■ Challenge: Transcribe all of the records precisely as they are presented.

■ Provided information:
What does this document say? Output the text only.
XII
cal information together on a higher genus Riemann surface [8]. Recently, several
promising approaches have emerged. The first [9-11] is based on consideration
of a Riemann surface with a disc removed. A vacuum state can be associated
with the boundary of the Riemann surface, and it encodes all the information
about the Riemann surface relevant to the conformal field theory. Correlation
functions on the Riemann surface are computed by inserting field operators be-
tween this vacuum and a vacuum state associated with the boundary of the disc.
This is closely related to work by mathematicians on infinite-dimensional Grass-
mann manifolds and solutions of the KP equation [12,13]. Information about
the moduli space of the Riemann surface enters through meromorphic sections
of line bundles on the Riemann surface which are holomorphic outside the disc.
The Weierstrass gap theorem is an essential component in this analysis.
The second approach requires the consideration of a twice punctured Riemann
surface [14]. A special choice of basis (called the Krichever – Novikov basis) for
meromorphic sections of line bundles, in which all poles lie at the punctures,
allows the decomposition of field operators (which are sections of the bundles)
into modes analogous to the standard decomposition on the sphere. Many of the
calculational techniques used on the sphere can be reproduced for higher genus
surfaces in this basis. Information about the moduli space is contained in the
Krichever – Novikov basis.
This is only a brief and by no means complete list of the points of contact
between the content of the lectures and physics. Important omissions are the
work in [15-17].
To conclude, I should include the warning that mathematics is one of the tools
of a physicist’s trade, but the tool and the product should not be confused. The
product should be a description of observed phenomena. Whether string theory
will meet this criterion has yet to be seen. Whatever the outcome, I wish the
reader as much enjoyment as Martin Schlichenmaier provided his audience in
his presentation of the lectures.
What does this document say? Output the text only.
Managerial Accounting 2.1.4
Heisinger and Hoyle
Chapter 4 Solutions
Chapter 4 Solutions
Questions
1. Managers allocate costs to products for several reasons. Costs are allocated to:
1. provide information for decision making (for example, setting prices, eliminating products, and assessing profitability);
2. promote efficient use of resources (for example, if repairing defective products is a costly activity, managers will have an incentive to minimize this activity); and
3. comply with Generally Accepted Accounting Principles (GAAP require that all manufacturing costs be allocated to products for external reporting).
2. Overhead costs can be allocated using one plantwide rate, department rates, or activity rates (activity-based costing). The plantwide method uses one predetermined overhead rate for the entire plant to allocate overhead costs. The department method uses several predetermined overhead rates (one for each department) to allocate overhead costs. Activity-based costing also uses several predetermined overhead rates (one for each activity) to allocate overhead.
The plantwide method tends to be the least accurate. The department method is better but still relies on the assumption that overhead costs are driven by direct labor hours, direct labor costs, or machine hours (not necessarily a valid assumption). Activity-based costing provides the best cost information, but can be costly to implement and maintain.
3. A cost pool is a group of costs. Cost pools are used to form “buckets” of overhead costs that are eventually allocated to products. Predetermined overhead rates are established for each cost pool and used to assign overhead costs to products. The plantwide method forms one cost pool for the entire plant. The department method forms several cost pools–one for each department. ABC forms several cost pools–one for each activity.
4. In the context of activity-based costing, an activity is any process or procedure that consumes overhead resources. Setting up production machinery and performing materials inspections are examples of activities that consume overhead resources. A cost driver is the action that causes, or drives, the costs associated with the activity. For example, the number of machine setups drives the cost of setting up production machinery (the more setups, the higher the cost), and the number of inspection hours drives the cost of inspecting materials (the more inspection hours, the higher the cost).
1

■ Correct response:
What does this document say? Output the text only.
XII
cal information together on a higher genus Riemann surface [8]. Recently, several
promising approaches have emerged. The first [9-11] is based on consideration
of a Riemann surface with a disc removed. A vacuum state can be associated
with the boundary of the Riemann surface, and it encodes all the information
about the Riemann surface relevant to the conformal field theory. Correlation
functions on the Riemann surface are computed by inserting field operators be-
tween this vacuum and a vacuum state associated with the boundary of the disc.
This is closely related to work by mathematicians on infinite-dimensional Grass-
mann manifolds and solutions of the KP equation [12,13]. Information about
the moduli space of the Riemann surface enters through meromorphic sections
of line bundles on the Riemann surface which are holomorphic outside the disc.
The Weierstrass gap theorem is an essential component in this analysis.
The second approach requires the consideration of a twice punctured Riemann
surface [14]. A special choice of basis (called the Krichever – Novikov basis) for
meromorphic sections of line bundles, in which all poles lie at the punctures,
allows the decomposition of field operators (which are sections of the bundles)
into modes analogous to the standard decomposition on the sphere. Many of the
calculational techniques used on the sphere can be reproduced for higher genus
surfaces in this basis. Information about the moduli space is contained in the
Krichever – Novikov basis.
This is only a brief and by no means complete list of the points of contact
between the content of the lectures and physics. Important omissions are the
work in [15-17].
To conclude, I should include the warning that mathematics is one of the tools
of a physicist’s trade, but the tool and the product should not be confused. The
product should be a description of observed phenomena. Whether string theory
will meet this criterion has yet to be seen. Whatever the outcome, I wish the
reader as much enjoyment as Martin Schlichenmaier provided his audience in
his presentation of the lectures.
What does this document say? Output the text only.
Managerial Accounting 2.1.4
Heisinger and Hoyle
Chapter 4 Solutions
Chapter 4 Solutions
Questions
1. Managers allocate costs to products for several reasons. Costs are allocated to:
1. provide information for decision making (for example, setting prices, eliminating products, and assessing profitability);
2. promote efficient use of resources (for example, if repairing defective products is a costly activity, managers will have an incentive to minimize this activity); and
3. comply with Generally Accepted Accounting Principles (GAAP require that all manufacturing costs be allocated to products for external reporting).
2. Overhead costs can be allocated using one plantwide rate, department rates, or activity rates (activity-based costing). The plantwide method uses one predetermined overhead rate for the entire plant to allocate overhead costs. The department method uses several predetermined overhead rates (one for each department) to allocate overhead costs. Activity-based costing also uses several predetermined overhead rates (one for each activity) to allocate overhead.
The plantwide method tends to be the least accurate. The department method is better but still relies on the assumption that overhead costs are driven by direct labor hours, direct labor costs, or machine hours (not necessarily a valid assumption). Activity-based costing provides the best cost information, but can be costly to implement and maintain.
3. A cost pool is a group of costs. Cost pools are used to form “buckets” of overhead costs that are eventually allocated to products. Predetermined overhead rates are established for each cost pool and used to assign overhead costs to products. The plantwide method forms one cost pool for the entire plant. The department method forms several cost pools–one for each department. ABC forms several cost pools–one for each activity.
4. In the context of activity-based costing, an activity is any process or procedure that consumes overhead resources. Setting up production machinery and performing materials inspections are examples of activities that consume overhead resources. A cost driver is the action that causes, or drives, the costs associated with the activity. For example, the number of machine setups drives the cost of setting up production machinery (the more setups, the higher the cost), and the number of inspection hours drives the cost of inspecting materials (the more inspection hours, the higher the cost).
1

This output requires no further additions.